WRITTEN INSTRUCTION =>
Locate the line that contains "Output a JSON". Reproduce it and all following lines up to the end of the material, exactly and with nothing added.

Stored data:
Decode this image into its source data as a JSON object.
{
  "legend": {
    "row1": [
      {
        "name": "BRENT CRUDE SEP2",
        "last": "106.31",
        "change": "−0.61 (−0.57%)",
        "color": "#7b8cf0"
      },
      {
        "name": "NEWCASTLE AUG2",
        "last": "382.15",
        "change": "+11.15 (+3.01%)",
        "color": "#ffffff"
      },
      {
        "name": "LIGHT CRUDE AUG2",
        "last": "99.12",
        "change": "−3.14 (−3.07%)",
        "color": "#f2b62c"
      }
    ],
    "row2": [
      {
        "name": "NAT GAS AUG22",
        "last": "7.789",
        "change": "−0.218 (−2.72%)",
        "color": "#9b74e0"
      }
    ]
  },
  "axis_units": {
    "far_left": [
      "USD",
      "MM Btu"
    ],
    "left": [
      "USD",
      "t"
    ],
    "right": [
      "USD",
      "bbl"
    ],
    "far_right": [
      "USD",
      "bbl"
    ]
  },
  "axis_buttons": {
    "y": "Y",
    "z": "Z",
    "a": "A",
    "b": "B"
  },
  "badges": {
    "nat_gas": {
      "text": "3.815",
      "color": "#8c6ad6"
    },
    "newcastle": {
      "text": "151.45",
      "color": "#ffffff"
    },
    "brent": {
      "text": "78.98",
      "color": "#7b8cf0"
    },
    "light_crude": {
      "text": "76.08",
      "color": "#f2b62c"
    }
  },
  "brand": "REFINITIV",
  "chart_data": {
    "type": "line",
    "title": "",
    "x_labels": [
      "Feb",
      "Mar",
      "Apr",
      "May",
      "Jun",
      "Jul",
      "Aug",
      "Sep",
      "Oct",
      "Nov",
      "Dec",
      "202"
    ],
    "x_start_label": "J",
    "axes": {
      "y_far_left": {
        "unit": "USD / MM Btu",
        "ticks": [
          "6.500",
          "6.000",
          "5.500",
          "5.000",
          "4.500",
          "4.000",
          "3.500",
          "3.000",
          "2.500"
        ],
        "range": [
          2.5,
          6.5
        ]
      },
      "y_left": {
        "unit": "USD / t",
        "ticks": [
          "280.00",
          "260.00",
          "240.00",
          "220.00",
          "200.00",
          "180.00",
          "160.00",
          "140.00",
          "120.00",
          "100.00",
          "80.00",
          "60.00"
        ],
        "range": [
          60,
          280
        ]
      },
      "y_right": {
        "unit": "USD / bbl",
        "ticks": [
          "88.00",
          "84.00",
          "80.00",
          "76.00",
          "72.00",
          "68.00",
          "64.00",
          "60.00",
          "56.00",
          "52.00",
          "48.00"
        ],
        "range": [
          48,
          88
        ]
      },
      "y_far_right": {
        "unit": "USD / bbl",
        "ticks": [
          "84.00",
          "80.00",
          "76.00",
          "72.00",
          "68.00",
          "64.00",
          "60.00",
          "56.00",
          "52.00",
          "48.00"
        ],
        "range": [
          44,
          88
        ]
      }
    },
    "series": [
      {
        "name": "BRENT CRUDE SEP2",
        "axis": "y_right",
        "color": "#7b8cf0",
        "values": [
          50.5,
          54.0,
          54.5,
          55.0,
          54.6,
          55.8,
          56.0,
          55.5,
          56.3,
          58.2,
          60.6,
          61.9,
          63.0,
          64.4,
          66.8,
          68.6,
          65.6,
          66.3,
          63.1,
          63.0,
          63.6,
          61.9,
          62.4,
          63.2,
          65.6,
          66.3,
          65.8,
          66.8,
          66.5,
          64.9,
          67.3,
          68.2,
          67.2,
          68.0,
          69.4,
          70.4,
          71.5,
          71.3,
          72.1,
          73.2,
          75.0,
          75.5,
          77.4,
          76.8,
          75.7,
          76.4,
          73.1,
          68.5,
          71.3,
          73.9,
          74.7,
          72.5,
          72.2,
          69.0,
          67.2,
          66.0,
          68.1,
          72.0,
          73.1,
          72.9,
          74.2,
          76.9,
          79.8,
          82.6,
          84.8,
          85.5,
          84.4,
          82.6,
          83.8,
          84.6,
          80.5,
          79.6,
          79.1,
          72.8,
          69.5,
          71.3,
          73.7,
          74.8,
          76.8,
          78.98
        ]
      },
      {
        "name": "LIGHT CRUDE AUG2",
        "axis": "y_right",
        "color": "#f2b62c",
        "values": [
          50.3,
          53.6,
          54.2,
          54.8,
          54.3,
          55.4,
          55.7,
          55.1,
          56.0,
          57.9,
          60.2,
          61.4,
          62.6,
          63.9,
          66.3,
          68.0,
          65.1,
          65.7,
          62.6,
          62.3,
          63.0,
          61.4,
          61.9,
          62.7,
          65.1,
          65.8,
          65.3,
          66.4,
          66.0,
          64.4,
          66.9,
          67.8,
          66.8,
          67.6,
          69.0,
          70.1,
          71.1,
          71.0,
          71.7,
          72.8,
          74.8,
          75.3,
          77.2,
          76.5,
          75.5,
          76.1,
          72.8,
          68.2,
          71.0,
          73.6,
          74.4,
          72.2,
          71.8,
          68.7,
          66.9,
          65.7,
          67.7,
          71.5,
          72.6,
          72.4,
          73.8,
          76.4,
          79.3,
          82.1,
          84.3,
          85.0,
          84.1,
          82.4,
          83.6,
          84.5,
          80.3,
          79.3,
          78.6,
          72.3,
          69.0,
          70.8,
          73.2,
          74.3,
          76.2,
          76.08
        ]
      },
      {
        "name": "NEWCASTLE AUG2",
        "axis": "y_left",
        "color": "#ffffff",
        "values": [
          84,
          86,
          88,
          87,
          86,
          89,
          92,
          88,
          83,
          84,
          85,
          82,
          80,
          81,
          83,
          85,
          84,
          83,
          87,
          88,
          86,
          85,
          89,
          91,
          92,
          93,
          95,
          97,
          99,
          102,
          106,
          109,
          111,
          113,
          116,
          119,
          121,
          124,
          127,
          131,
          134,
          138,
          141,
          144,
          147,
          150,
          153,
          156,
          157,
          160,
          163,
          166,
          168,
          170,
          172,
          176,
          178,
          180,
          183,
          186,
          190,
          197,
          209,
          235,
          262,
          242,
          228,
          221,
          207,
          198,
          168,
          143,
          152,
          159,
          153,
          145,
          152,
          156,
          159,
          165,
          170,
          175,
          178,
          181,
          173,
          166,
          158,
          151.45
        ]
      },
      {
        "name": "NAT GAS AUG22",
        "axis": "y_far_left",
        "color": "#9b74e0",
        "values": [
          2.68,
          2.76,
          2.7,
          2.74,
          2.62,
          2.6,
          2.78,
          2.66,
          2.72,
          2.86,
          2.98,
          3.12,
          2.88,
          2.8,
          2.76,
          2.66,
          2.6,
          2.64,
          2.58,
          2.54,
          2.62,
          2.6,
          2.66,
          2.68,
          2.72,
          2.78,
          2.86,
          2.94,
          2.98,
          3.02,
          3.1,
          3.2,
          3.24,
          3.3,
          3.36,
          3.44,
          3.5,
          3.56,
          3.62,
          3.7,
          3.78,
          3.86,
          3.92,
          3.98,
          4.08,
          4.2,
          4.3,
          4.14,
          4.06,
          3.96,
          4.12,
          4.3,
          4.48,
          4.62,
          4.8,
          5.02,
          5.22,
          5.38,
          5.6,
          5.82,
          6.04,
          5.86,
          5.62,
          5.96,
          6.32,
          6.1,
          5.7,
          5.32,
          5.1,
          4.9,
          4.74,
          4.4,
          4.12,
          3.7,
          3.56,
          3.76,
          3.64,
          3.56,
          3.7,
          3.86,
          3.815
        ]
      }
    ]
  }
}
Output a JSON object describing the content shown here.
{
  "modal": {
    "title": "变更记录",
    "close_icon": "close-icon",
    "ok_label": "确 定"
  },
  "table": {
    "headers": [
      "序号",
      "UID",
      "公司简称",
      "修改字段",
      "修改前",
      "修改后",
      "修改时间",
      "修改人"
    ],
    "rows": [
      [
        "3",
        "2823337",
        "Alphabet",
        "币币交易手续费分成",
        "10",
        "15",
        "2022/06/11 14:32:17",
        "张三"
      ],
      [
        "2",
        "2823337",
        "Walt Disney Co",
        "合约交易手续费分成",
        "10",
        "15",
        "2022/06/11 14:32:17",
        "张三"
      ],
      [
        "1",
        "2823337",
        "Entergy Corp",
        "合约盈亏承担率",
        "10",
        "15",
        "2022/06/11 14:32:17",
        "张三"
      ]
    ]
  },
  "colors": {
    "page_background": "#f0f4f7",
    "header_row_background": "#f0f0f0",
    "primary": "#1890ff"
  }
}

RIGHT ANSWER =>
Output a JSON object describing the content shown here.
{
  "modal": {
    "title": "变更记录",
    "close_icon": "close-icon",
    "ok_label": "确 定"
  },
  "table": {
    "headers": [
      "序号",
      "UID",
      "公司简称",
      "修改字段",
      "修改前",
      "修改后",
      "修改时间",
      "修改人"
    ],
    "rows": [
      [
        "3",
        "2823337",
        "Alphabet",
        "币币交易手续费分成",
        "10",
        "15",
        "2022/06/11 14:32:17",
        "张三"
      ],
      [
        "2",
        "2823337",
        "Walt Disney Co",
        "合约交易手续费分成",
        "10",
        "15",
        "2022/06/11 14:32:17",
        "张三"
      ],
      [
        "1",
        "2823337",
        "Entergy Corp",
        "合约盈亏承担率",
        "10",
        "15",
        "2022/06/11 14:32:17",
        "张三"
      ]
    ]
  },
  "colors": {
    "page_background": "#f0f4f7",
    "header_row_background": "#f0f0f0",
    "primary": "#1890ff"
  }
}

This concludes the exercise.